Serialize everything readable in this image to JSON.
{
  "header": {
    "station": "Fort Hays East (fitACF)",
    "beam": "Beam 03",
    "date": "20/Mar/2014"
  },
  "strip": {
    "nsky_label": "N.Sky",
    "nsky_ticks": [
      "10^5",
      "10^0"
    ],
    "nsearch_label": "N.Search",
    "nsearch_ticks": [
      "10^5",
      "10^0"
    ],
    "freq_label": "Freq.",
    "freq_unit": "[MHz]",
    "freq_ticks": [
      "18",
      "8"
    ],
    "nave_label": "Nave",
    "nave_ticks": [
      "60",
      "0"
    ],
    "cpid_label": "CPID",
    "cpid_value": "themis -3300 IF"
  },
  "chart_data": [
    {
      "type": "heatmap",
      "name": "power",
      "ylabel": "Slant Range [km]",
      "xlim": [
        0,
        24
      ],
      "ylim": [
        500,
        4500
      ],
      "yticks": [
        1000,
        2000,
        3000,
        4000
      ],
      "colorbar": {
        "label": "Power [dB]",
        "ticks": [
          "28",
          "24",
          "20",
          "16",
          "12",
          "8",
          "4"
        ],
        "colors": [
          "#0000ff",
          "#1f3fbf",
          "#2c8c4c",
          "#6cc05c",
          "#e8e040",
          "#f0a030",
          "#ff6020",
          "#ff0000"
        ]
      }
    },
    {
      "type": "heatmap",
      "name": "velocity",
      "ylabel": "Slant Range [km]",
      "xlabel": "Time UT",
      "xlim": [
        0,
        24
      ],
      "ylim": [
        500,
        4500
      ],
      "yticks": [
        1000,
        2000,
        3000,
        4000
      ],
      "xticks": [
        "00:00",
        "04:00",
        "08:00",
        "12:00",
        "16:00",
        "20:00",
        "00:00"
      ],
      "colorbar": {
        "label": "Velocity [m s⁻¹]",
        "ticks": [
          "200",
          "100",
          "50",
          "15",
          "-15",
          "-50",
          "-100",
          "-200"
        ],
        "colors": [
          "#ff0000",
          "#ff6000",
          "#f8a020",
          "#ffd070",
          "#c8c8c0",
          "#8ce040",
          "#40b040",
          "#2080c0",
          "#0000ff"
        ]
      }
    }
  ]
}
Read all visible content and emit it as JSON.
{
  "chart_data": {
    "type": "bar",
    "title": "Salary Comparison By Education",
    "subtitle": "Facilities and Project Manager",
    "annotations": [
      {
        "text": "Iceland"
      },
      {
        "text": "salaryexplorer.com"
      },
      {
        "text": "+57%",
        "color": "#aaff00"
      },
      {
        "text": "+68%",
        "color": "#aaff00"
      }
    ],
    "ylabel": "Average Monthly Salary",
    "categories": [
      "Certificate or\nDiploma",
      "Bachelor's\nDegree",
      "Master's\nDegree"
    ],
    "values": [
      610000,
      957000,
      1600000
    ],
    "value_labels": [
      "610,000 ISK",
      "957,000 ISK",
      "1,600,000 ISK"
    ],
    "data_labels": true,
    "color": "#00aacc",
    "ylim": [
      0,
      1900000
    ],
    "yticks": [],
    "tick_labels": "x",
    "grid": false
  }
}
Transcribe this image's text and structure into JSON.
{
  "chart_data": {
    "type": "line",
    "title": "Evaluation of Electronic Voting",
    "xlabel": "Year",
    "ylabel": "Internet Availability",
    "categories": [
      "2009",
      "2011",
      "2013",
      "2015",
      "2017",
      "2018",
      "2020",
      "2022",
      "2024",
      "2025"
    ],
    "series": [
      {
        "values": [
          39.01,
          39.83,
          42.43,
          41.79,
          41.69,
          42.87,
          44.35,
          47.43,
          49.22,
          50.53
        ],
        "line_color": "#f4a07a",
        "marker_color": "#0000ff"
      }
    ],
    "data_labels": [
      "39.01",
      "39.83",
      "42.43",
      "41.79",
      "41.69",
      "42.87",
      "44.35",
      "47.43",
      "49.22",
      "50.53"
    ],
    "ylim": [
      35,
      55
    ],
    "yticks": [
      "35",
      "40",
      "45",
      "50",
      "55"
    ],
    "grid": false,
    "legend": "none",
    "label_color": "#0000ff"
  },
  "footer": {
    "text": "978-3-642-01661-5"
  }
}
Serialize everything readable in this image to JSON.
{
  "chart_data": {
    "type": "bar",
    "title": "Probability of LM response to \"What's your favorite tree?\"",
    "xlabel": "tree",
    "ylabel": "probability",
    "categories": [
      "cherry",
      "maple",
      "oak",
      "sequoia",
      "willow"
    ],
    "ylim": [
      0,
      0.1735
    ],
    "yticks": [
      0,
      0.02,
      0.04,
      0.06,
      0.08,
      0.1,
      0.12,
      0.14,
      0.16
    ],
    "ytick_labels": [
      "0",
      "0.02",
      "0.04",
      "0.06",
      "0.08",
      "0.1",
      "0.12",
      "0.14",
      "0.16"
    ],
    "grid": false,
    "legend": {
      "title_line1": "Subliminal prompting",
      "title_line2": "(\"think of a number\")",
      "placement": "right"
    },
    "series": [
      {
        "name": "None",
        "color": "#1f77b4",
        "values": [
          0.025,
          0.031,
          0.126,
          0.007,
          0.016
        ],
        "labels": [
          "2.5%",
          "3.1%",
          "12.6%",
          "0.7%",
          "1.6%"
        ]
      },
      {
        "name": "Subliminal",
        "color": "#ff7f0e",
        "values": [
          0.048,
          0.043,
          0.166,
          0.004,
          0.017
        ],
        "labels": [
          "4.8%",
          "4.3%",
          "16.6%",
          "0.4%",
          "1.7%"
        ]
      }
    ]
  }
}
▬▬▬▬▬▬
EXERCISE AIM: Your task is to repeat every line exactly.

WRITTEN RESPONSE:
Serialize everything readable in this image to JSON.
{
  "header": {
    "station": "Fort Hays East (fitACF)",
    "beam": "Beam 03",
    "date": "20/Mar/2014"
  },
  "strip": {
    "nsky_label": "N.Sky",
    "nsky_ticks": [
      "10^5",
      "10^0"
    ],
    "nsearch_label": "N.Search",
    "nsearch_ticks": [
      "10^5",
      "10^0"
    ],
    "freq_label": "Freq.",
    "freq_unit": "[MHz]",
    "freq_ticks": [
      "18",
      "8"
    ],
    "nave_label": "Nave",
    "nave_ticks": [
      "60",
      "0"
    ],
    "cpid_label": "CPID",
    "cpid_value": "themis -3300 IF"
  },
  "chart_data": [
    {
      "type": "heatmap",
      "name": "power",
      "ylabel": "Slant Range [km]",
      "xlim": [
        0,
        24
      ],
      "ylim": [
        500,
        4500
      ],
      "yticks": [
        1000,
        2000,
        3000,
        4000
      ],
      "colorbar": {
        "label": "Power [dB]",
        "ticks": [
          "28",
          "24",
          "20",
          "16",
          "12",
          "8",
          "4"
        ],
        "colors": [
          "#0000ff",
          "#1f3fbf",
          "#2c8c4c",
          "#6cc05c",
          "#e8e040",
          "#f0a030",
          "#ff6020",
          "#ff0000"
        ]
      }
    },
    {
      "type": "heatmap",
      "name": "velocity",
      "ylabel": "Slant Range [km]",
      "xlabel": "Time UT",
      "xlim": [
        0,
        24
      ],
      "ylim": [
        500,
        4500
      ],
      "yticks": [
        1000,
        2000,
        3000,
        4000
      ],
      "xticks": [
        "00:00",
        "04:00",
        "08:00",
        "12:00",
        "16:00",
        "20:00",
        "00:00"
      ],
      "colorbar": {
        "label": "Velocity [m s⁻¹]",
        "ticks": [
          "200",
          "100",
          "50",
          "15",
          "-15",
          "-50",
          "-100",
          "-200"
        ],
        "colors": [
          "#ff0000",
          "#ff6000",
          "#f8a020",
          "#ffd070",
          "#c8c8c0",
          "#8ce040",
          "#40b040",
          "#2080c0",
          "#0000ff"
        ]
      }
    }
  ]
}
Read all visible content and emit it as JSON.
{
  "chart_data": {
    "type": "bar",
    "title": "Salary Comparison By Education",
    "subtitle": "Facilities and Project Manager",
    "annotations": [
      {
        "text": "Iceland"
      },
      {
        "text": "salaryexplorer.com"
      },
      {
        "text": "+57%",
        "color": "#aaff00"
      },
      {
        "text": "+68%",
        "color": "#aaff00"
      }
    ],
    "ylabel": "Average Monthly Salary",
    "categories": [
      "Certificate or\nDiploma",
      "Bachelor's\nDegree",
      "Master's\nDegree"
    ],
    "values": [
      610000,
      957000,
      1600000
    ],
    "value_labels": [
      "610,000 ISK",
      "957,000 ISK",
      "1,600,000 ISK"
    ],
    "data_labels": true,
    "color": "#00aacc",
    "ylim": [
      0,
      1900000
    ],
    "yticks": [],
    "tick_labels": "x",
    "grid": false
  }
}
Transcribe this image's text and structure into JSON.
{
  "chart_data": {
    "type": "line",
    "title": "Evaluation of Electronic Voting",
    "xlabel": "Year",
    "ylabel": "Internet Availability",
    "categories": [
      "2009",
      "2011",
      "2013",
      "2015",
      "2017",
      "2018",
      "2020",
      "2022",
      "2024",
      "2025"
    ],
    "series": [
      {
        "values": [
          39.01,
          39.83,
          42.43,
          41.79,
          41.69,
          42.87,
          44.35,
          47.43,
          49.22,
          50.53
        ],
        "line_color": "#f4a07a",
        "marker_color": "#0000ff"
      }
    ],
    "data_labels": [
      "39.01",
      "39.83",
      "42.43",
      "41.79",
      "41.69",
      "42.87",
      "44.35",
      "47.43",
      "49.22",
      "50.53"
    ],
    "ylim": [
      35,
      55
    ],
    "yticks": [
      "35",
      "40",
      "45",
      "50",
      "55"
    ],
    "grid": false,
    "legend": "none",
    "label_color": "#0000ff"
  },
  "footer": {
    "text": "978-3-642-01661-5"
  }
}
Serialize everything readable in this image to JSON.
{
  "chart_data": {
    "type": "bar",
    "title": "Probability of LM response to \"What's your favorite tree?\"",
    "xlabel": "tree",
    "ylabel": "probability",
    "categories": [
      "cherry",
      "maple",
      "oak",
      "sequoia",
      "willow"
    ],
    "ylim": [
      0,
      0.1735
    ],
    "yticks": [
      0,
      0.02,
      0.04,
      0.06,
      0.08,
      0.1,
      0.12,
      0.14,
      0.16
    ],
    "ytick_labels": [
      "0",
      "0.02",
      "0.04",
      "0.06",
      "0.08",
      "0.1",
      "0.12",
      "0.14",
      "0.16"
    ],
    "grid": false,
    "legend": {
      "title_line1": "Subliminal prompting",
      "title_line2": "(\"think of a number\")",
      "placement": "right"
    },
    "series": [
      {
        "name": "None",
        "color": "#1f77b4",
        "values": [
          0.025,
          0.031,
          0.126,
          0.007,
          0.016
        ],
        "labels": [
          "2.5%",
          "3.1%",
          "12.6%",
          "0.7%",
          "1.6%"
        ]
      },
      {
        "name": "Subliminal",
        "color": "#ff7f0e",
        "values": [
          0.048,
          0.043,
          0.166,
          0.004,
          0.017
        ],
        "labels": [
          "4.8%",
          "4.3%",
          "16.6%",
          "0.4%",
          "1.7%"
        ]
      }
    ]
  }
}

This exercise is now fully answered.